'''

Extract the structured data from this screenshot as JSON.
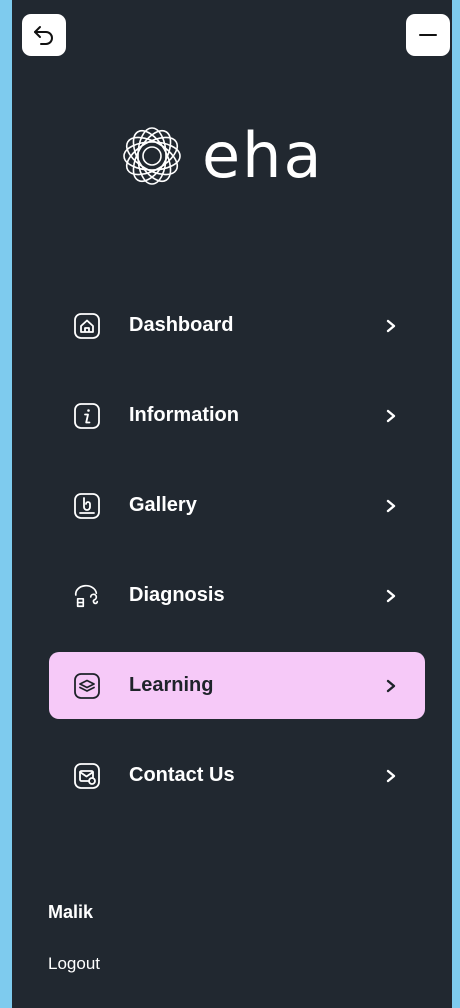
{
  "brand": {
    "name": "eha",
    "logo_icon": "intertwined-rings-icon"
  },
  "header": {
    "back_icon": "undo-arrow-icon",
    "minimize_icon": "minus-icon"
  },
  "menu": {
    "items": [
      {
        "label": "Dashboard",
        "icon": "home-icon",
        "active": false
      },
      {
        "label": "Information",
        "icon": "info-icon",
        "active": false
      },
      {
        "label": "Gallery",
        "icon": "gallery-icon",
        "active": false
      },
      {
        "label": "Diagnosis",
        "icon": "diagnosis-icon",
        "active": false
      },
      {
        "label": "Learning",
        "icon": "learning-icon",
        "active": true
      },
      {
        "label": "Contact Us",
        "icon": "contact-icon",
        "active": false
      }
    ]
  },
  "user": {
    "name": "Malik",
    "logout_label": "Logout"
  },
  "colors": {
    "background": "#7ecbee",
    "panel": "#212830",
    "active_item": "#f6c9f8",
    "text": "#ffffff"
  }
}
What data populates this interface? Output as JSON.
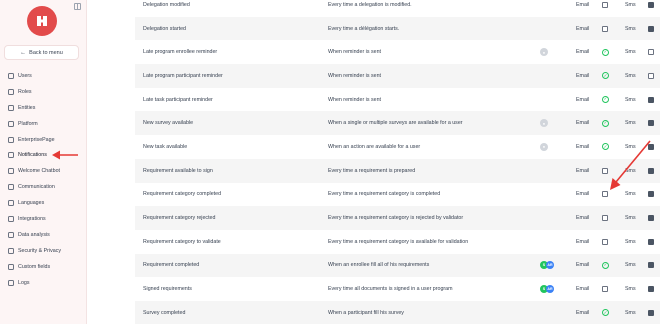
{
  "sidebar": {
    "back_label": "Back to menu",
    "items": [
      {
        "label": "Users",
        "icon": "users-icon"
      },
      {
        "label": "Roles",
        "icon": "roles-icon"
      },
      {
        "label": "Entities",
        "icon": "entities-icon"
      },
      {
        "label": "Platform",
        "icon": "platform-icon"
      },
      {
        "label": "EnterprisePage",
        "icon": "enterprise-page-icon"
      },
      {
        "label": "Notifications",
        "icon": "bell-icon"
      },
      {
        "label": "Welcome Chatbot",
        "icon": "chat-icon"
      },
      {
        "label": "Communication",
        "icon": "communication-icon"
      },
      {
        "label": "Languages",
        "icon": "language-icon"
      },
      {
        "label": "Integrations",
        "icon": "integrations-icon"
      },
      {
        "label": "Data analysis",
        "icon": "data-analysis-icon"
      },
      {
        "label": "Security & Privacy",
        "icon": "shield-icon"
      },
      {
        "label": "Custom fields",
        "icon": "custom-fields-icon"
      },
      {
        "label": "Logs",
        "icon": "logs-icon"
      }
    ]
  },
  "table": {
    "email_label": "Email",
    "sms_label": "Sms",
    "rows": [
      {
        "name": "Delegation modified",
        "description": "Every time a delegation is modified."
      },
      {
        "name": "Delegation started",
        "description": "Every time a délégation starts."
      },
      {
        "name": "Late program enrollee reminder",
        "description": "When reminder is sent"
      },
      {
        "name": "Late program participant reminder",
        "description": "When reminder is sent"
      },
      {
        "name": "Late task participant reminder",
        "description": "When reminder is sent"
      },
      {
        "name": "New survey available",
        "description": "When a single or multiple surveys are available for a user"
      },
      {
        "name": "New task available",
        "description": "When an action are available for a user"
      },
      {
        "name": "Requirement available to sign",
        "description": "Every time a requirement is prepared"
      },
      {
        "name": "Requirement category completed",
        "description": "Every time a requirement category is completed"
      },
      {
        "name": "Requirement category rejected",
        "description": "Every time a requirement category is rejected by validator"
      },
      {
        "name": "Requirement category to validate",
        "description": "Every time a requirement category is available for validation"
      },
      {
        "name": "Requirement completed",
        "description": "When an enrollee fill all of his requirements"
      },
      {
        "name": "Signed requirements",
        "description": "Every time all documents is signed in a user program"
      },
      {
        "name": "Survey completed",
        "description": "When a participant fill his survey"
      }
    ],
    "avatar_initials": [
      "S",
      "AR"
    ]
  },
  "colors": {
    "brand": "#e24b4b",
    "check_ok": "#22c55e",
    "arrow": "#e53935"
  }
}
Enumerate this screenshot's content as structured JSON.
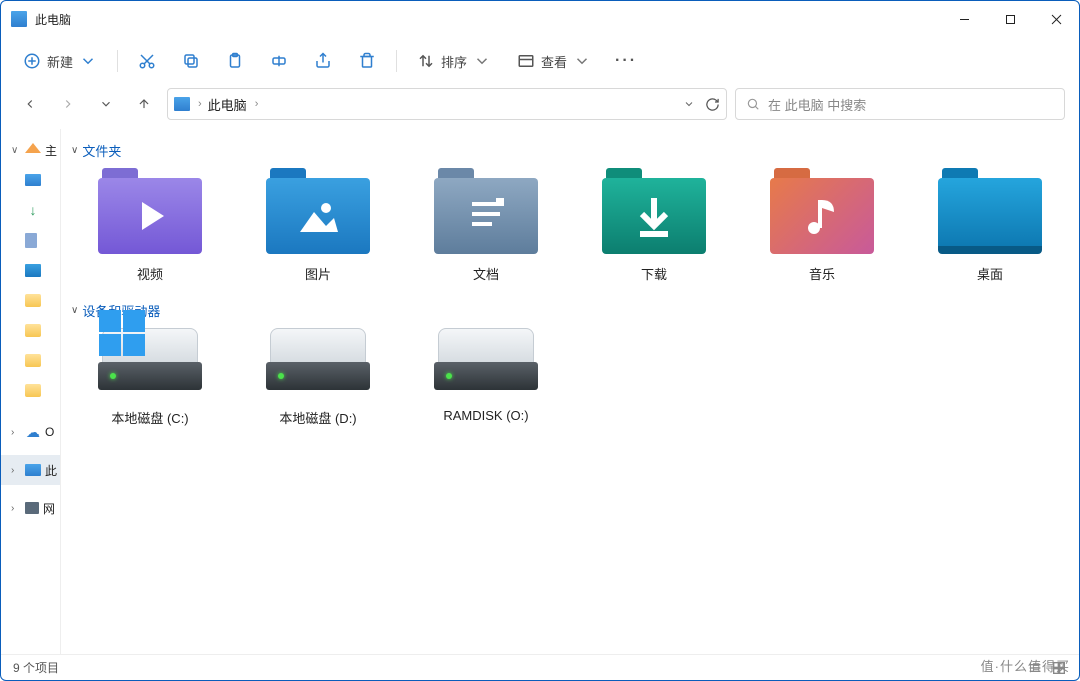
{
  "window": {
    "title": "此电脑"
  },
  "toolbar": {
    "new": "新建",
    "sort": "排序",
    "view": "查看"
  },
  "address": {
    "crumb": "此电脑"
  },
  "search": {
    "placeholder": "在 此电脑 中搜索"
  },
  "sidebar": {
    "home": "主",
    "onedrive": "O",
    "thispc": "此",
    "network": "网"
  },
  "groups": {
    "folders_label": "文件夹",
    "drives_label": "设备和驱动器"
  },
  "folders": [
    {
      "name": "视频"
    },
    {
      "name": "图片"
    },
    {
      "name": "文档"
    },
    {
      "name": "下载"
    },
    {
      "name": "音乐"
    },
    {
      "name": "桌面"
    }
  ],
  "drives": [
    {
      "name": "本地磁盘 (C:)",
      "system": true
    },
    {
      "name": "本地磁盘 (D:)",
      "system": false
    },
    {
      "name": "RAMDISK (O:)",
      "system": false
    }
  ],
  "status": {
    "count": "9 个项目"
  },
  "watermark": "值·什么值得买"
}
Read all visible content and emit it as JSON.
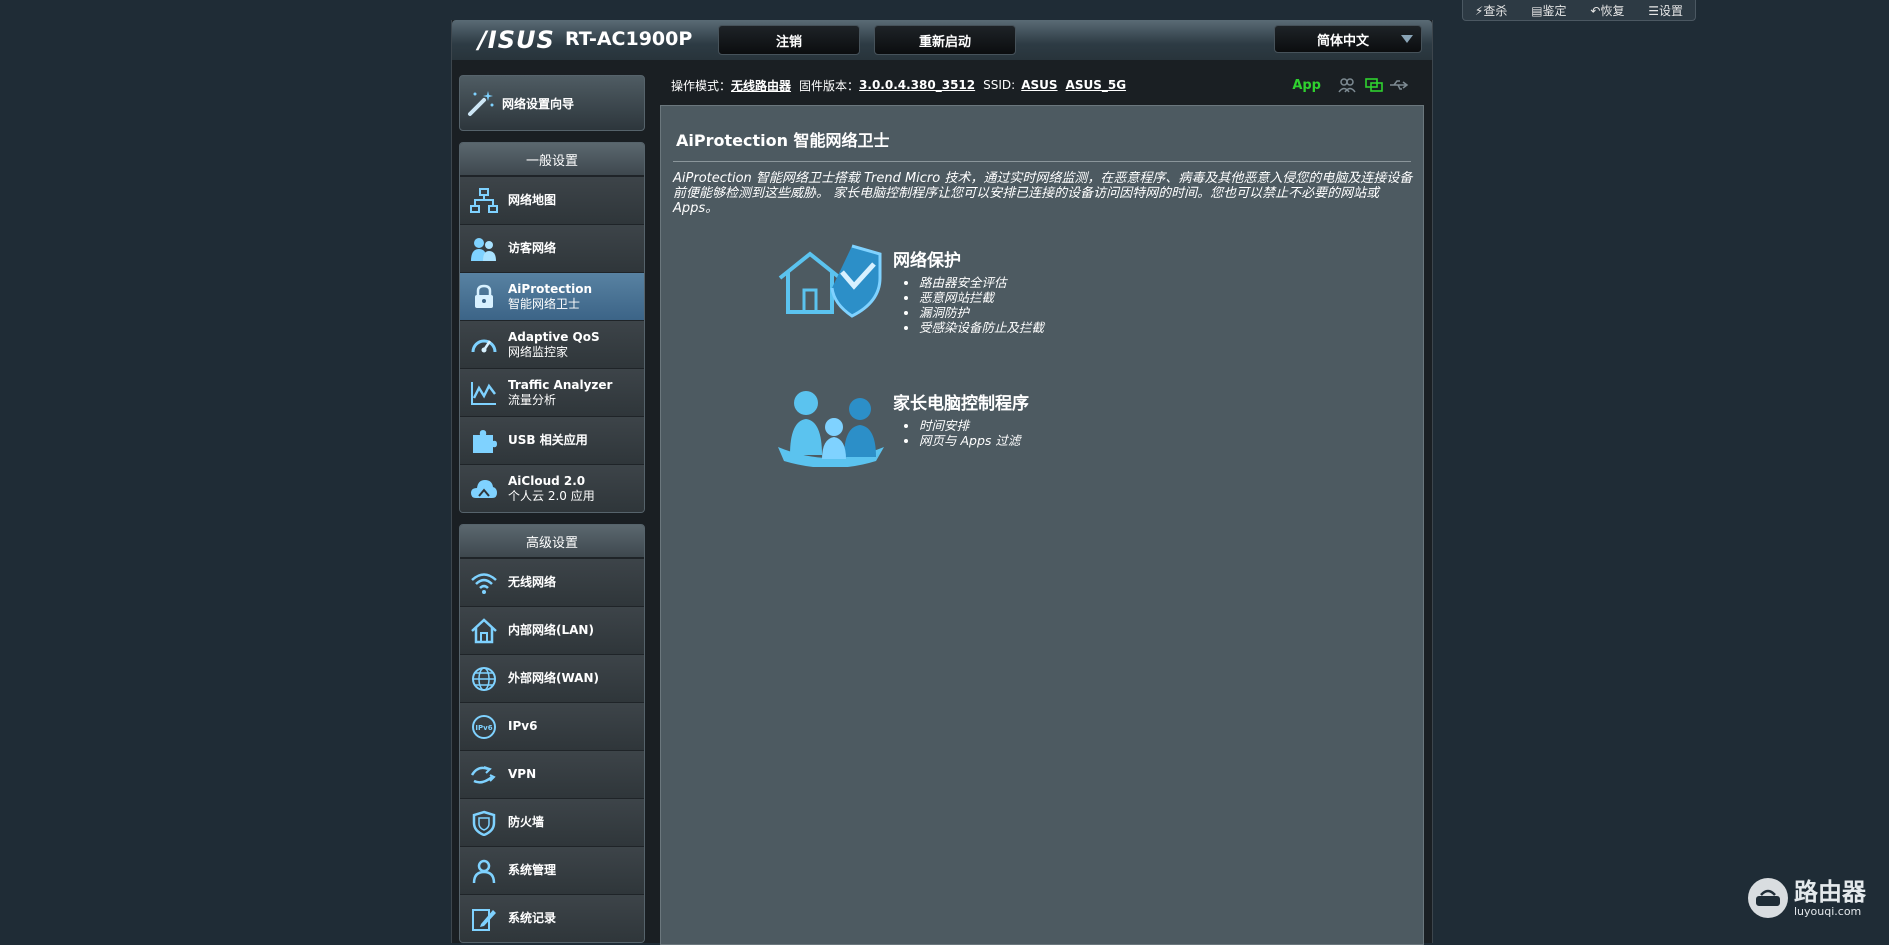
{
  "ext_toolbar": {
    "items": [
      {
        "icon": "lightning-icon",
        "label": "查杀"
      },
      {
        "icon": "document-icon",
        "label": "鉴定"
      },
      {
        "icon": "undo-icon",
        "label": "恢复"
      },
      {
        "icon": "list-icon",
        "label": "设置"
      }
    ]
  },
  "header": {
    "logo": "/ISUS",
    "model": "RT-AC1900P",
    "logout": "注销",
    "reboot": "重新启动",
    "language": "简体中文"
  },
  "infobar": {
    "mode_label": "操作模式：",
    "mode_value": "无线路由器",
    "firmware_label": "固件版本：",
    "firmware_value": "3.0.0.4.380_3512",
    "ssid_label": "SSID:",
    "ssid_1": "ASUS",
    "ssid_2": "ASUS_5G",
    "app": "App"
  },
  "sidebar": {
    "wizard": "网络设置向导",
    "general_title": "一般设置",
    "general": [
      {
        "name": "network-map",
        "icon": "network-map-icon",
        "l1": "网络地图",
        "l2": ""
      },
      {
        "name": "guest-network",
        "icon": "guest-users-icon",
        "l1": "访客网络",
        "l2": ""
      },
      {
        "name": "aiprotection",
        "icon": "lock-icon",
        "l1": "AiProtection",
        "l2": "智能网络卫士"
      },
      {
        "name": "adaptive-qos",
        "icon": "gauge-icon",
        "l1": "Adaptive QoS",
        "l2": "网络监控家"
      },
      {
        "name": "traffic-analyzer",
        "icon": "chart-icon",
        "l1": "Traffic Analyzer",
        "l2": "流量分析"
      },
      {
        "name": "usb-apps",
        "icon": "puzzle-icon",
        "l1": "USB 相关应用",
        "l2": ""
      },
      {
        "name": "aicloud",
        "icon": "cloud-icon",
        "l1": "AiCloud 2.0",
        "l2": "个人云 2.0 应用"
      }
    ],
    "advanced_title": "高级设置",
    "advanced": [
      {
        "name": "wireless",
        "icon": "wifi-icon",
        "l1": "无线网络"
      },
      {
        "name": "lan",
        "icon": "home-icon",
        "l1": "内部网络(LAN)"
      },
      {
        "name": "wan",
        "icon": "globe-icon",
        "l1": "外部网络(WAN)"
      },
      {
        "name": "ipv6",
        "icon": "ipv6-icon",
        "l1": "IPv6"
      },
      {
        "name": "vpn",
        "icon": "vpn-icon",
        "l1": "VPN"
      },
      {
        "name": "firewall",
        "icon": "shield-icon",
        "l1": "防火墙"
      },
      {
        "name": "administration",
        "icon": "admin-user-icon",
        "l1": "系统管理"
      },
      {
        "name": "system-log",
        "icon": "log-pen-icon",
        "l1": "系统记录"
      }
    ]
  },
  "content": {
    "title": "AiProtection 智能网络卫士",
    "description": "AiProtection 智能网络卫士搭载 Trend Micro 技术，通过实时网络监测，在恶意程序、病毒及其他恶意入侵您的电脑及连接设备前便能够检测到这些威胁。 家长电脑控制程序让您可以安排已连接的设备访问因特网的时间。您也可以禁止不必要的网站或 Apps。",
    "feature1": {
      "title": "网络保护",
      "items": [
        "路由器安全评估",
        "恶意网站拦截",
        "漏洞防护",
        "受感染设备防止及拦截"
      ]
    },
    "feature2": {
      "title": "家长电脑控制程序",
      "items": [
        "时间安排",
        "网页与 Apps 过滤"
      ]
    }
  },
  "watermark": {
    "cn": "路由器",
    "en": "luyouqi.com"
  }
}
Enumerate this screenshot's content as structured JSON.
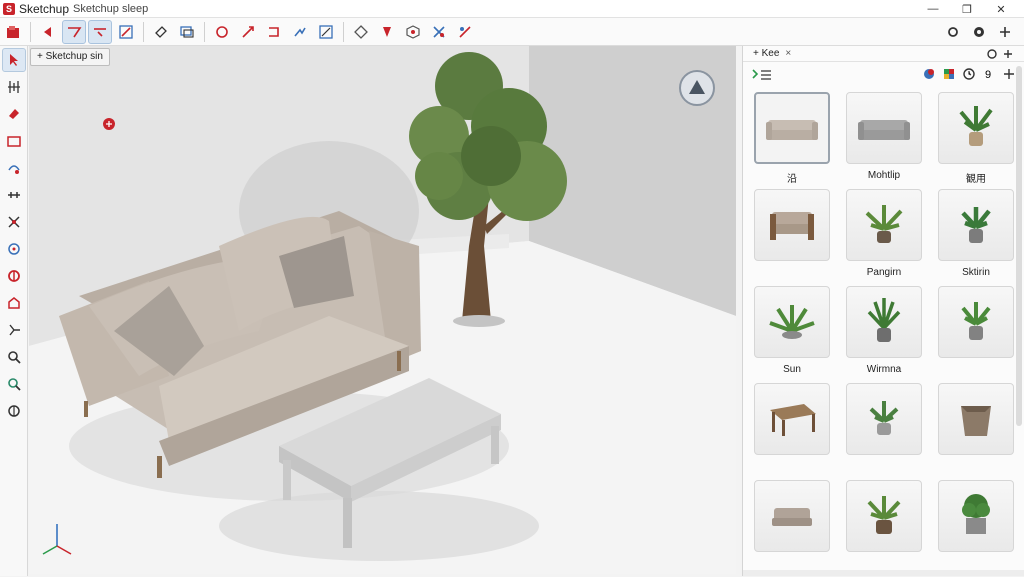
{
  "app": {
    "name": "Sketchup",
    "document": "Sketchup sleep",
    "logo_letter": "S"
  },
  "window": {
    "minimize": "—",
    "maximize": "❐",
    "close": "✕"
  },
  "tooltip": "+ Sketchup sin",
  "panel": {
    "tab_label": "+ Kee",
    "close": "×",
    "items": [
      {
        "label": "沿 ",
        "kind": "sofa-beige"
      },
      {
        "label": "Mohtlip",
        "kind": "sofa-gray"
      },
      {
        "label": "観用 ",
        "kind": "plant-pot"
      },
      {
        "label": "  ",
        "kind": "armchair"
      },
      {
        "label": "Pangirn",
        "kind": "plant-fern"
      },
      {
        "label": "Sktirin",
        "kind": "plant-pot-small"
      },
      {
        "label": " Sun",
        "kind": "plant-agave"
      },
      {
        "label": "Wirmna",
        "kind": "plant-tall"
      },
      {
        "label": "  ",
        "kind": "plant-pot2"
      },
      {
        "label": "  ",
        "kind": "table-wood"
      },
      {
        "label": " ",
        "kind": "plant-small"
      },
      {
        "label": " ",
        "kind": "planter-box"
      },
      {
        "label": "  ",
        "kind": "chair-low"
      },
      {
        "label": "  ",
        "kind": "plant-bush"
      },
      {
        "label": "  ",
        "kind": "plant-cube"
      }
    ]
  },
  "colors": {
    "accent": "#c8242b",
    "sofa": "#c7bdb3",
    "tree": "#5f7f43",
    "table": "#d4d4d4"
  }
}
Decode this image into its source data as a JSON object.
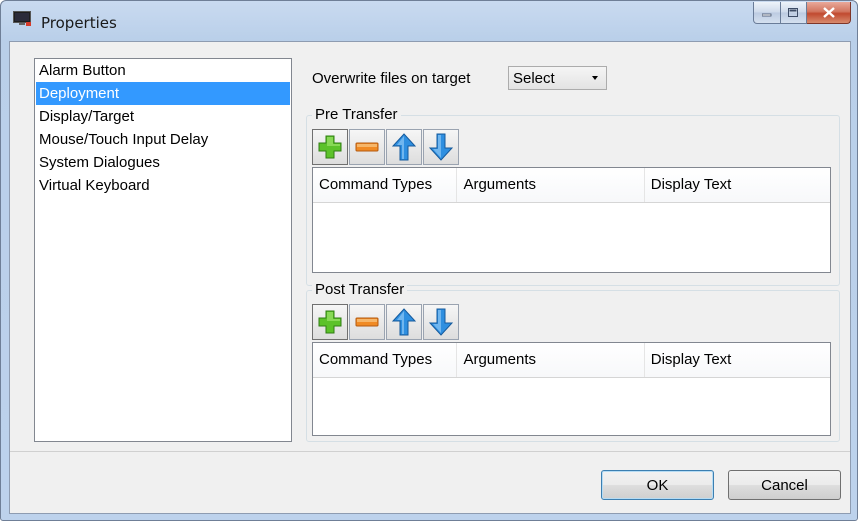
{
  "window": {
    "title": "Properties"
  },
  "categories": [
    {
      "label": "Alarm Button",
      "selected": false
    },
    {
      "label": "Deployment",
      "selected": true
    },
    {
      "label": "Display/Target",
      "selected": false
    },
    {
      "label": "Mouse/Touch Input Delay",
      "selected": false
    },
    {
      "label": "System Dialogues",
      "selected": false
    },
    {
      "label": "Virtual Keyboard",
      "selected": false
    }
  ],
  "overwrite": {
    "label": "Overwrite files on target",
    "value": "Select"
  },
  "pre_transfer": {
    "label": "Pre Transfer",
    "columns": [
      "Command Types",
      "Arguments",
      "Display Text"
    ]
  },
  "post_transfer": {
    "label": "Post Transfer",
    "columns": [
      "Command Types",
      "Arguments",
      "Display Text"
    ]
  },
  "buttons": {
    "ok": "OK",
    "cancel": "Cancel"
  },
  "colors": {
    "selection": "#3399ff",
    "add_icon": "#5cc22a",
    "remove_icon": "#f08a24",
    "arrow_icon": "#2f8fe0"
  }
}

'''

■ DIRECTIVE ■
Select every line above that contains the word "fill", and copy it.

■ ANSWER BELOW ■
        "description": "When an enrollee fill all of his requirements"
        "description": "When a participant fill his survey"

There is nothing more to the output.